» WHAT YOU SHOULD DO
Write out every record in full, exactly as written, please.

» TASK DATA
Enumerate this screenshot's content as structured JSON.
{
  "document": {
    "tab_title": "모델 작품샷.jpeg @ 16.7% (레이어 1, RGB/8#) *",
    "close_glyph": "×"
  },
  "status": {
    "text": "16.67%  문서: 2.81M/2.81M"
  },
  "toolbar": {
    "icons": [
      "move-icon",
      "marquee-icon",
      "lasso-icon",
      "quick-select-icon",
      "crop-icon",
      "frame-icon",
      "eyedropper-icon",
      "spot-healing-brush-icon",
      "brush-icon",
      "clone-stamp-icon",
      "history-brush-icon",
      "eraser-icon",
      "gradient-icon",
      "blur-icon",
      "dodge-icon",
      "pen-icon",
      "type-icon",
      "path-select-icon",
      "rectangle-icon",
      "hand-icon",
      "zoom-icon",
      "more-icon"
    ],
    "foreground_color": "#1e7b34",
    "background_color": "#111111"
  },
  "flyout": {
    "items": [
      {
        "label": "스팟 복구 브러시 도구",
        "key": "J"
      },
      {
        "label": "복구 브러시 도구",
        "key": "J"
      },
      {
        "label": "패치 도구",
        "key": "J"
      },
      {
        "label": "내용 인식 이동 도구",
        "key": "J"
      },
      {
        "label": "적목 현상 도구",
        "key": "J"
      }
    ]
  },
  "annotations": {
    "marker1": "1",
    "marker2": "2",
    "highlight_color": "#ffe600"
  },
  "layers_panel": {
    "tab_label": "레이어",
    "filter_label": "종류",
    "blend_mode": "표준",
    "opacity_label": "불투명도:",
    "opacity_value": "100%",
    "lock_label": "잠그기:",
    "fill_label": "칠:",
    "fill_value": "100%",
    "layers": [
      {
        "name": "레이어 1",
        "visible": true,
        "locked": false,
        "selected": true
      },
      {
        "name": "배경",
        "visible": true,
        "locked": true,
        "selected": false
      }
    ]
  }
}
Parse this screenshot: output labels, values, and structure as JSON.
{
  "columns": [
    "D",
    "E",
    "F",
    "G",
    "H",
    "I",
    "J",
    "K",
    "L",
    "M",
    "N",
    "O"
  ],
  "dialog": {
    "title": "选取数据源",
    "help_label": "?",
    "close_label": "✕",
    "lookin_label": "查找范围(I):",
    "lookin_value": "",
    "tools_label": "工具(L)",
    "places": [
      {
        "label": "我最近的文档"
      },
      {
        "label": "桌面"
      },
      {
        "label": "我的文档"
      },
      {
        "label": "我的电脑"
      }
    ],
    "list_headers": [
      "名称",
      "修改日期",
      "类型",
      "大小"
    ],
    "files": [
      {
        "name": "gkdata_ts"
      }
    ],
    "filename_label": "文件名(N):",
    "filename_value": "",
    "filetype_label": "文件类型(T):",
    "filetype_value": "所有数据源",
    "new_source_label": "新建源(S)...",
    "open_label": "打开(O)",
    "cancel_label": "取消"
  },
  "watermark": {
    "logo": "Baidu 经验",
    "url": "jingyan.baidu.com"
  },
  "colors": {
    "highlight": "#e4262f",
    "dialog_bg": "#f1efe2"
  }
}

» WRITTEN REPLY
Enumerate this screenshot's content as structured JSON.
{
  "document": {
    "tab_title": "모델 작품샷.jpeg @ 16.7% (레이어 1, RGB/8#) *",
    "close_glyph": "×"
  },
  "status": {
    "text": "16.67%  문서: 2.81M/2.81M"
  },
  "toolbar": {
    "icons": [
      "move-icon",
      "marquee-icon",
      "lasso-icon",
      "quick-select-icon",
      "crop-icon",
      "frame-icon",
      "eyedropper-icon",
      "spot-healing-brush-icon",
      "brush-icon",
      "clone-stamp-icon",
      "history-brush-icon",
      "eraser-icon",
      "gradient-icon",
      "blur-icon",
      "dodge-icon",
      "pen-icon",
      "type-icon",
      "path-select-icon",
      "rectangle-icon",
      "hand-icon",
      "zoom-icon",
      "more-icon"
    ],
    "foreground_color": "#1e7b34",
    "background_color": "#111111"
  },
  "flyout": {
    "items": [
      {
        "label": "스팟 복구 브러시 도구",
        "key": "J"
      },
      {
        "label": "복구 브러시 도구",
        "key": "J"
      },
      {
        "label": "패치 도구",
        "key": "J"
      },
      {
        "label": "내용 인식 이동 도구",
        "key": "J"
      },
      {
        "label": "적목 현상 도구",
        "key": "J"
      }
    ]
  },
  "annotations": {
    "marker1": "1",
    "marker2": "2",
    "highlight_color": "#ffe600"
  },
  "layers_panel": {
    "tab_label": "레이어",
    "filter_label": "종류",
    "blend_mode": "표준",
    "opacity_label": "불투명도:",
    "opacity_value": "100%",
    "lock_label": "잠그기:",
    "fill_label": "칠:",
    "fill_value": "100%",
    "layers": [
      {
        "name": "레이어 1",
        "visible": true,
        "locked": false,
        "selected": true
      },
      {
        "name": "배경",
        "visible": true,
        "locked": true,
        "selected": false
      }
    ]
  }
}
Parse this screenshot: output labels, values, and structure as JSON.
{
  "columns": [
    "D",
    "E",
    "F",
    "G",
    "H",
    "I",
    "J",
    "K",
    "L",
    "M",
    "N",
    "O"
  ],
  "dialog": {
    "title": "选取数据源",
    "help_label": "?",
    "close_label": "✕",
    "lookin_label": "查找范围(I):",
    "lookin_value": "",
    "tools_label": "工具(L)",
    "places": [
      {
        "label": "我最近的文档"
      },
      {
        "label": "桌面"
      },
      {
        "label": "我的文档"
      },
      {
        "label": "我的电脑"
      }
    ],
    "list_headers": [
      "名称",
      "修改日期",
      "类型",
      "大小"
    ],
    "files": [
      {
        "name": "gkdata_ts"
      }
    ],
    "filename_label": "文件名(N):",
    "filename_value": "",
    "filetype_label": "文件类型(T):",
    "filetype_value": "所有数据源",
    "new_source_label": "新建源(S)...",
    "open_label": "打开(O)",
    "cancel_label": "取消"
  },
  "watermark": {
    "logo": "Baidu 经验",
    "url": "jingyan.baidu.com"
  },
  "colors": {
    "highlight": "#e4262f",
    "dialog_bg": "#f1efe2"
  }
}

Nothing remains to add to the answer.